# Source material:

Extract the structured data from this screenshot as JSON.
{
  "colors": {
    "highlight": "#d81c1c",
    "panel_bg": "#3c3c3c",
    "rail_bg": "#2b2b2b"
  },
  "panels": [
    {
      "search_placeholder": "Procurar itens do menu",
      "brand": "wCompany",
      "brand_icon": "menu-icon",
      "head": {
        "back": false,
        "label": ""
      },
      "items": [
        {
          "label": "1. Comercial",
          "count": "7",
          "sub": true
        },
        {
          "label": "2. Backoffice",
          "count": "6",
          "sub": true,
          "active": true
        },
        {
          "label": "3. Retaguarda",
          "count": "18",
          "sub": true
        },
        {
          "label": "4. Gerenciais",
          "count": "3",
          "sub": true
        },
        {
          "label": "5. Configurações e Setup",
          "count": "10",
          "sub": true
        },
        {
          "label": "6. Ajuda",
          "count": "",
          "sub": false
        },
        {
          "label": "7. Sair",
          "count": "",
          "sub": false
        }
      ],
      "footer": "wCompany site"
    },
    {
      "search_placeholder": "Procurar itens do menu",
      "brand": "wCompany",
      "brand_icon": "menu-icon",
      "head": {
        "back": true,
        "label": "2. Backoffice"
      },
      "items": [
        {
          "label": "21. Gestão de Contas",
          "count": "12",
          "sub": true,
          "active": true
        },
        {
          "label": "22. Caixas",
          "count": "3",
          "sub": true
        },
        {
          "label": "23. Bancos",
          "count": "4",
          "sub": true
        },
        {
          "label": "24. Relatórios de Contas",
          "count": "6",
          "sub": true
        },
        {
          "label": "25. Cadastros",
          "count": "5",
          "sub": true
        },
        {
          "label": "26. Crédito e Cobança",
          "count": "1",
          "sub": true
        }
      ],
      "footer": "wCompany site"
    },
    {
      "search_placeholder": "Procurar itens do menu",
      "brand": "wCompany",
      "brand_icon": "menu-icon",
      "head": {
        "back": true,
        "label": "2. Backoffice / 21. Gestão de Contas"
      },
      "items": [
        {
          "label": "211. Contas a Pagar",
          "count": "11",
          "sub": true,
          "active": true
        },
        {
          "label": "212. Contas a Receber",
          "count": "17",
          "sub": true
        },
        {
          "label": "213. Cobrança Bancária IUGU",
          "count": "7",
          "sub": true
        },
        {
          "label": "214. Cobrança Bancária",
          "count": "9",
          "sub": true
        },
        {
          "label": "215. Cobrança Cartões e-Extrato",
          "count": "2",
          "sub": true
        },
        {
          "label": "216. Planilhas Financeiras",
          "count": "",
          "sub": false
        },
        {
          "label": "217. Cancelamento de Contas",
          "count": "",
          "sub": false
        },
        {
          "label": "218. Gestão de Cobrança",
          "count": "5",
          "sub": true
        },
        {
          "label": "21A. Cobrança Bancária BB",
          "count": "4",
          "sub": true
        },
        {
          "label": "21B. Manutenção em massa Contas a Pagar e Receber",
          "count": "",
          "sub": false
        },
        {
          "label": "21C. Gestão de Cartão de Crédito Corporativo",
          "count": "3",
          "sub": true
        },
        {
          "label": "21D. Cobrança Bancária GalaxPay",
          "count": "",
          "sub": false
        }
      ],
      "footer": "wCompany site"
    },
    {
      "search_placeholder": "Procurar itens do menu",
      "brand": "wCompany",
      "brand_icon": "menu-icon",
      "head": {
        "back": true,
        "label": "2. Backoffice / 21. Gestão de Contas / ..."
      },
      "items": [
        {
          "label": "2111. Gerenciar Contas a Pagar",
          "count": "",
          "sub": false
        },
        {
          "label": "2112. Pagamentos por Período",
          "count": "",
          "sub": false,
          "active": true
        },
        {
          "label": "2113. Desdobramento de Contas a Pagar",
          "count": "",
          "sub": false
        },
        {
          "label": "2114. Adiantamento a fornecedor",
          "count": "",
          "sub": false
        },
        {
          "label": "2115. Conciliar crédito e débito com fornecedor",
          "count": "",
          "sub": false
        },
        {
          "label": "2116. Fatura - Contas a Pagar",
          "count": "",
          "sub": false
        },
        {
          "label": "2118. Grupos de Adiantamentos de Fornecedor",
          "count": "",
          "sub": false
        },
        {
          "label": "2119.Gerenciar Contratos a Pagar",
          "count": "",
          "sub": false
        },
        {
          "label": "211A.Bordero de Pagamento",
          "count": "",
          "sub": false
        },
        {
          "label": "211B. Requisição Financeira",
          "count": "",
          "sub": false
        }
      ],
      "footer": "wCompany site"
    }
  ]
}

# Exercise:
Take the entries above and copy them out exactly.

# Response:
Extract the structured data from this screenshot as JSON.
{
  "colors": {
    "highlight": "#d81c1c",
    "panel_bg": "#3c3c3c",
    "rail_bg": "#2b2b2b"
  },
  "panels": [
    {
      "search_placeholder": "Procurar itens do menu",
      "brand": "wCompany",
      "brand_icon": "menu-icon",
      "head": {
        "back": false,
        "label": ""
      },
      "items": [
        {
          "label": "1. Comercial",
          "count": "7",
          "sub": true
        },
        {
          "label": "2. Backoffice",
          "count": "6",
          "sub": true,
          "active": true
        },
        {
          "label": "3. Retaguarda",
          "count": "18",
          "sub": true
        },
        {
          "label": "4. Gerenciais",
          "count": "3",
          "sub": true
        },
        {
          "label": "5. Configurações e Setup",
          "count": "10",
          "sub": true
        },
        {
          "label": "6. Ajuda",
          "count": "",
          "sub": false
        },
        {
          "label": "7. Sair",
          "count": "",
          "sub": false
        }
      ],
      "footer": "wCompany site"
    },
    {
      "search_placeholder": "Procurar itens do menu",
      "brand": "wCompany",
      "brand_icon": "menu-icon",
      "head": {
        "back": true,
        "label": "2. Backoffice"
      },
      "items": [
        {
          "label": "21. Gestão de Contas",
          "count": "12",
          "sub": true,
          "active": true
        },
        {
          "label": "22. Caixas",
          "count": "3",
          "sub": true
        },
        {
          "label": "23. Bancos",
          "count": "4",
          "sub": true
        },
        {
          "label": "24. Relatórios de Contas",
          "count": "6",
          "sub": true
        },
        {
          "label": "25. Cadastros",
          "count": "5",
          "sub": true
        },
        {
          "label": "26. Crédito e Cobança",
          "count": "1",
          "sub": true
        }
      ],
      "footer": "wCompany site"
    },
    {
      "search_placeholder": "Procurar itens do menu",
      "brand": "wCompany",
      "brand_icon": "menu-icon",
      "head": {
        "back": true,
        "label": "2. Backoffice / 21. Gestão de Contas"
      },
      "items": [
        {
          "label": "211. Contas a Pagar",
          "count": "11",
          "sub": true,
          "active": true
        },
        {
          "label": "212. Contas a Receber",
          "count": "17",
          "sub": true
        },
        {
          "label": "213. Cobrança Bancária IUGU",
          "count": "7",
          "sub": true
        },
        {
          "label": "214. Cobrança Bancária",
          "count": "9",
          "sub": true
        },
        {
          "label": "215. Cobrança Cartões e-Extrato",
          "count": "2",
          "sub": true
        },
        {
          "label": "216. Planilhas Financeiras",
          "count": "",
          "sub": false
        },
        {
          "label": "217. Cancelamento de Contas",
          "count": "",
          "sub": false
        },
        {
          "label": "218. Gestão de Cobrança",
          "count": "5",
          "sub": true
        },
        {
          "label": "21A. Cobrança Bancária BB",
          "count": "4",
          "sub": true
        },
        {
          "label": "21B. Manutenção em massa Contas a Pagar e Receber",
          "count": "",
          "sub": false
        },
        {
          "label": "21C. Gestão de Cartão de Crédito Corporativo",
          "count": "3",
          "sub": true
        },
        {
          "label": "21D. Cobrança Bancária GalaxPay",
          "count": "",
          "sub": false
        }
      ],
      "footer": "wCompany site"
    },
    {
      "search_placeholder": "Procurar itens do menu",
      "brand": "wCompany",
      "brand_icon": "menu-icon",
      "head": {
        "back": true,
        "label": "2. Backoffice / 21. Gestão de Contas / ..."
      },
      "items": [
        {
          "label": "2111. Gerenciar Contas a Pagar",
          "count": "",
          "sub": false
        },
        {
          "label": "2112. Pagamentos por Período",
          "count": "",
          "sub": false,
          "active": true
        },
        {
          "label": "2113. Desdobramento de Contas a Pagar",
          "count": "",
          "sub": false
        },
        {
          "label": "2114. Adiantamento a fornecedor",
          "count": "",
          "sub": false
        },
        {
          "label": "2115. Conciliar crédito e débito com fornecedor",
          "count": "",
          "sub": false
        },
        {
          "label": "2116. Fatura - Contas a Pagar",
          "count": "",
          "sub": false
        },
        {
          "label": "2118. Grupos de Adiantamentos de Fornecedor",
          "count": "",
          "sub": false
        },
        {
          "label": "2119.Gerenciar Contratos a Pagar",
          "count": "",
          "sub": false
        },
        {
          "label": "211A.Bordero de Pagamento",
          "count": "",
          "sub": false
        },
        {
          "label": "211B. Requisição Financeira",
          "count": "",
          "sub": false
        }
      ],
      "footer": "wCompany site"
    }
  ]
}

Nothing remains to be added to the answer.